• [What you need to do] Repeat all the records exactly, omitting pictures.
── Provided material
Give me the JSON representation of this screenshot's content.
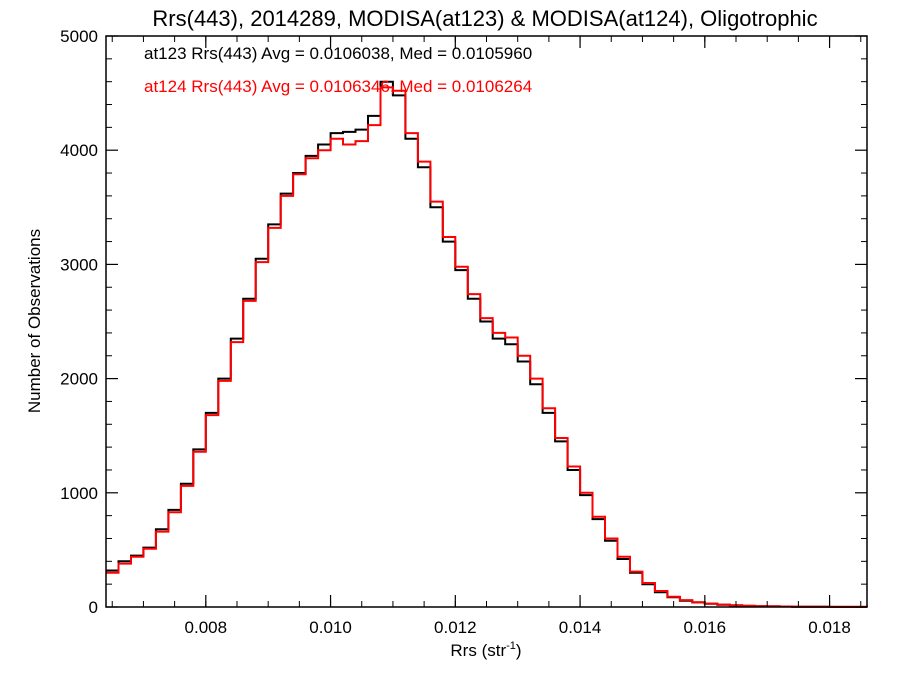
{
  "chart_data": {
    "type": "line",
    "title": "Rrs(443), 2014289, MODISA(at123) & MODISA(at124), Oligotrophic",
    "xlabel": "Rrs (str",
    "xlabel_sup": "-1",
    "xlabel_close": ")",
    "ylabel": "Number of Observations",
    "xlim": [
      0.0064,
      0.0186
    ],
    "ylim": [
      0,
      5000
    ],
    "xticks": [
      0.008,
      0.01,
      0.012,
      0.014,
      0.016,
      0.018
    ],
    "xtick_labels": [
      "0.008",
      "0.010",
      "0.012",
      "0.014",
      "0.016",
      "0.018"
    ],
    "yticks": [
      0,
      1000,
      2000,
      3000,
      4000,
      5000
    ],
    "ytick_labels": [
      "0",
      "1000",
      "2000",
      "3000",
      "4000",
      "5000"
    ],
    "grid": false,
    "annotations": [
      {
        "text": "at123 Rrs(443) Avg = 0.0106038, Med = 0.0105960",
        "color": "#000000"
      },
      {
        "text": "at124 Rrs(443) Avg = 0.0106346, Med = 0.0106264",
        "color": "#ff0000"
      }
    ],
    "series": [
      {
        "color": "#000000",
        "step": true,
        "points": [
          [
            0.0064,
            320
          ],
          [
            0.0066,
            400
          ],
          [
            0.0068,
            450
          ],
          [
            0.007,
            520
          ],
          [
            0.0072,
            680
          ],
          [
            0.0074,
            850
          ],
          [
            0.0076,
            1080
          ],
          [
            0.0078,
            1380
          ],
          [
            0.008,
            1700
          ],
          [
            0.0082,
            2000
          ],
          [
            0.0084,
            2350
          ],
          [
            0.0086,
            2700
          ],
          [
            0.0088,
            3050
          ],
          [
            0.009,
            3350
          ],
          [
            0.0092,
            3620
          ],
          [
            0.0094,
            3800
          ],
          [
            0.0096,
            3950
          ],
          [
            0.0098,
            4050
          ],
          [
            0.01,
            4150
          ],
          [
            0.0102,
            4160
          ],
          [
            0.0104,
            4180
          ],
          [
            0.0106,
            4300
          ],
          [
            0.0108,
            4600
          ],
          [
            0.011,
            4480
          ],
          [
            0.0112,
            4100
          ],
          [
            0.0114,
            3850
          ],
          [
            0.0116,
            3500
          ],
          [
            0.0118,
            3200
          ],
          [
            0.012,
            2950
          ],
          [
            0.0122,
            2700
          ],
          [
            0.0124,
            2500
          ],
          [
            0.0126,
            2350
          ],
          [
            0.0128,
            2300
          ],
          [
            0.013,
            2150
          ],
          [
            0.0132,
            1950
          ],
          [
            0.0134,
            1700
          ],
          [
            0.0136,
            1450
          ],
          [
            0.0138,
            1200
          ],
          [
            0.014,
            980
          ],
          [
            0.0142,
            770
          ],
          [
            0.0144,
            580
          ],
          [
            0.0146,
            420
          ],
          [
            0.0148,
            300
          ],
          [
            0.015,
            200
          ],
          [
            0.0152,
            130
          ],
          [
            0.0154,
            85
          ],
          [
            0.0156,
            55
          ],
          [
            0.0158,
            40
          ],
          [
            0.016,
            28
          ],
          [
            0.0162,
            20
          ],
          [
            0.0164,
            14
          ],
          [
            0.0166,
            10
          ],
          [
            0.0168,
            7
          ],
          [
            0.017,
            5
          ],
          [
            0.0172,
            4
          ],
          [
            0.0174,
            3
          ],
          [
            0.0176,
            2
          ],
          [
            0.0178,
            2
          ],
          [
            0.018,
            1
          ],
          [
            0.0182,
            1
          ],
          [
            0.0184,
            1
          ],
          [
            0.0186,
            0
          ]
        ]
      },
      {
        "color": "#ff0000",
        "step": true,
        "points": [
          [
            0.0064,
            300
          ],
          [
            0.0066,
            380
          ],
          [
            0.0068,
            440
          ],
          [
            0.007,
            510
          ],
          [
            0.0072,
            660
          ],
          [
            0.0074,
            830
          ],
          [
            0.0076,
            1060
          ],
          [
            0.0078,
            1360
          ],
          [
            0.008,
            1680
          ],
          [
            0.0082,
            1980
          ],
          [
            0.0084,
            2320
          ],
          [
            0.0086,
            2680
          ],
          [
            0.0088,
            3020
          ],
          [
            0.009,
            3320
          ],
          [
            0.0092,
            3600
          ],
          [
            0.0094,
            3790
          ],
          [
            0.0096,
            3930
          ],
          [
            0.0098,
            4000
          ],
          [
            0.01,
            4100
          ],
          [
            0.0102,
            4050
          ],
          [
            0.0104,
            4080
          ],
          [
            0.0106,
            4220
          ],
          [
            0.0108,
            4550
          ],
          [
            0.011,
            4520
          ],
          [
            0.0112,
            4150
          ],
          [
            0.0114,
            3900
          ],
          [
            0.0116,
            3550
          ],
          [
            0.0118,
            3240
          ],
          [
            0.012,
            2980
          ],
          [
            0.0122,
            2740
          ],
          [
            0.0124,
            2530
          ],
          [
            0.0126,
            2400
          ],
          [
            0.0128,
            2360
          ],
          [
            0.013,
            2200
          ],
          [
            0.0132,
            2000
          ],
          [
            0.0134,
            1740
          ],
          [
            0.0136,
            1480
          ],
          [
            0.0138,
            1230
          ],
          [
            0.014,
            1000
          ],
          [
            0.0142,
            790
          ],
          [
            0.0144,
            600
          ],
          [
            0.0146,
            440
          ],
          [
            0.0148,
            310
          ],
          [
            0.015,
            210
          ],
          [
            0.0152,
            140
          ],
          [
            0.0154,
            90
          ],
          [
            0.0156,
            60
          ],
          [
            0.0158,
            42
          ],
          [
            0.016,
            30
          ],
          [
            0.0162,
            21
          ],
          [
            0.0164,
            15
          ],
          [
            0.0166,
            11
          ],
          [
            0.0168,
            8
          ],
          [
            0.017,
            6
          ],
          [
            0.0172,
            4
          ],
          [
            0.0174,
            3
          ],
          [
            0.0176,
            2
          ],
          [
            0.0178,
            2
          ],
          [
            0.018,
            1
          ],
          [
            0.0182,
            1
          ],
          [
            0.0184,
            1
          ],
          [
            0.0186,
            0
          ]
        ]
      }
    ]
  }
}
────
• [The response]
Give me the JSON representation of this screenshot's content.
{
  "chart_data": {
    "type": "line",
    "title": "Rrs(443), 2014289, MODISA(at123) & MODISA(at124), Oligotrophic",
    "xlabel": "Rrs (str",
    "xlabel_sup": "-1",
    "xlabel_close": ")",
    "ylabel": "Number of Observations",
    "xlim": [
      0.0064,
      0.0186
    ],
    "ylim": [
      0,
      5000
    ],
    "xticks": [
      0.008,
      0.01,
      0.012,
      0.014,
      0.016,
      0.018
    ],
    "xtick_labels": [
      "0.008",
      "0.010",
      "0.012",
      "0.014",
      "0.016",
      "0.018"
    ],
    "yticks": [
      0,
      1000,
      2000,
      3000,
      4000,
      5000
    ],
    "ytick_labels": [
      "0",
      "1000",
      "2000",
      "3000",
      "4000",
      "5000"
    ],
    "grid": false,
    "annotations": [
      {
        "text": "at123 Rrs(443) Avg = 0.0106038, Med = 0.0105960",
        "color": "#000000"
      },
      {
        "text": "at124 Rrs(443) Avg = 0.0106346, Med = 0.0106264",
        "color": "#ff0000"
      }
    ],
    "series": [
      {
        "color": "#000000",
        "step": true,
        "points": [
          [
            0.0064,
            320
          ],
          [
            0.0066,
            400
          ],
          [
            0.0068,
            450
          ],
          [
            0.007,
            520
          ],
          [
            0.0072,
            680
          ],
          [
            0.0074,
            850
          ],
          [
            0.0076,
            1080
          ],
          [
            0.0078,
            1380
          ],
          [
            0.008,
            1700
          ],
          [
            0.0082,
            2000
          ],
          [
            0.0084,
            2350
          ],
          [
            0.0086,
            2700
          ],
          [
            0.0088,
            3050
          ],
          [
            0.009,
            3350
          ],
          [
            0.0092,
            3620
          ],
          [
            0.0094,
            3800
          ],
          [
            0.0096,
            3950
          ],
          [
            0.0098,
            4050
          ],
          [
            0.01,
            4150
          ],
          [
            0.0102,
            4160
          ],
          [
            0.0104,
            4180
          ],
          [
            0.0106,
            4300
          ],
          [
            0.0108,
            4600
          ],
          [
            0.011,
            4480
          ],
          [
            0.0112,
            4100
          ],
          [
            0.0114,
            3850
          ],
          [
            0.0116,
            3500
          ],
          [
            0.0118,
            3200
          ],
          [
            0.012,
            2950
          ],
          [
            0.0122,
            2700
          ],
          [
            0.0124,
            2500
          ],
          [
            0.0126,
            2350
          ],
          [
            0.0128,
            2300
          ],
          [
            0.013,
            2150
          ],
          [
            0.0132,
            1950
          ],
          [
            0.0134,
            1700
          ],
          [
            0.0136,
            1450
          ],
          [
            0.0138,
            1200
          ],
          [
            0.014,
            980
          ],
          [
            0.0142,
            770
          ],
          [
            0.0144,
            580
          ],
          [
            0.0146,
            420
          ],
          [
            0.0148,
            300
          ],
          [
            0.015,
            200
          ],
          [
            0.0152,
            130
          ],
          [
            0.0154,
            85
          ],
          [
            0.0156,
            55
          ],
          [
            0.0158,
            40
          ],
          [
            0.016,
            28
          ],
          [
            0.0162,
            20
          ],
          [
            0.0164,
            14
          ],
          [
            0.0166,
            10
          ],
          [
            0.0168,
            7
          ],
          [
            0.017,
            5
          ],
          [
            0.0172,
            4
          ],
          [
            0.0174,
            3
          ],
          [
            0.0176,
            2
          ],
          [
            0.0178,
            2
          ],
          [
            0.018,
            1
          ],
          [
            0.0182,
            1
          ],
          [
            0.0184,
            1
          ],
          [
            0.0186,
            0
          ]
        ]
      },
      {
        "color": "#ff0000",
        "step": true,
        "points": [
          [
            0.0064,
            300
          ],
          [
            0.0066,
            380
          ],
          [
            0.0068,
            440
          ],
          [
            0.007,
            510
          ],
          [
            0.0072,
            660
          ],
          [
            0.0074,
            830
          ],
          [
            0.0076,
            1060
          ],
          [
            0.0078,
            1360
          ],
          [
            0.008,
            1680
          ],
          [
            0.0082,
            1980
          ],
          [
            0.0084,
            2320
          ],
          [
            0.0086,
            2680
          ],
          [
            0.0088,
            3020
          ],
          [
            0.009,
            3320
          ],
          [
            0.0092,
            3600
          ],
          [
            0.0094,
            3790
          ],
          [
            0.0096,
            3930
          ],
          [
            0.0098,
            4000
          ],
          [
            0.01,
            4100
          ],
          [
            0.0102,
            4050
          ],
          [
            0.0104,
            4080
          ],
          [
            0.0106,
            4220
          ],
          [
            0.0108,
            4550
          ],
          [
            0.011,
            4520
          ],
          [
            0.0112,
            4150
          ],
          [
            0.0114,
            3900
          ],
          [
            0.0116,
            3550
          ],
          [
            0.0118,
            3240
          ],
          [
            0.012,
            2980
          ],
          [
            0.0122,
            2740
          ],
          [
            0.0124,
            2530
          ],
          [
            0.0126,
            2400
          ],
          [
            0.0128,
            2360
          ],
          [
            0.013,
            2200
          ],
          [
            0.0132,
            2000
          ],
          [
            0.0134,
            1740
          ],
          [
            0.0136,
            1480
          ],
          [
            0.0138,
            1230
          ],
          [
            0.014,
            1000
          ],
          [
            0.0142,
            790
          ],
          [
            0.0144,
            600
          ],
          [
            0.0146,
            440
          ],
          [
            0.0148,
            310
          ],
          [
            0.015,
            210
          ],
          [
            0.0152,
            140
          ],
          [
            0.0154,
            90
          ],
          [
            0.0156,
            60
          ],
          [
            0.0158,
            42
          ],
          [
            0.016,
            30
          ],
          [
            0.0162,
            21
          ],
          [
            0.0164,
            15
          ],
          [
            0.0166,
            11
          ],
          [
            0.0168,
            8
          ],
          [
            0.017,
            6
          ],
          [
            0.0172,
            4
          ],
          [
            0.0174,
            3
          ],
          [
            0.0176,
            2
          ],
          [
            0.0178,
            2
          ],
          [
            0.018,
            1
          ],
          [
            0.0182,
            1
          ],
          [
            0.0184,
            1
          ],
          [
            0.0186,
            0
          ]
        ]
      }
    ]
  }
}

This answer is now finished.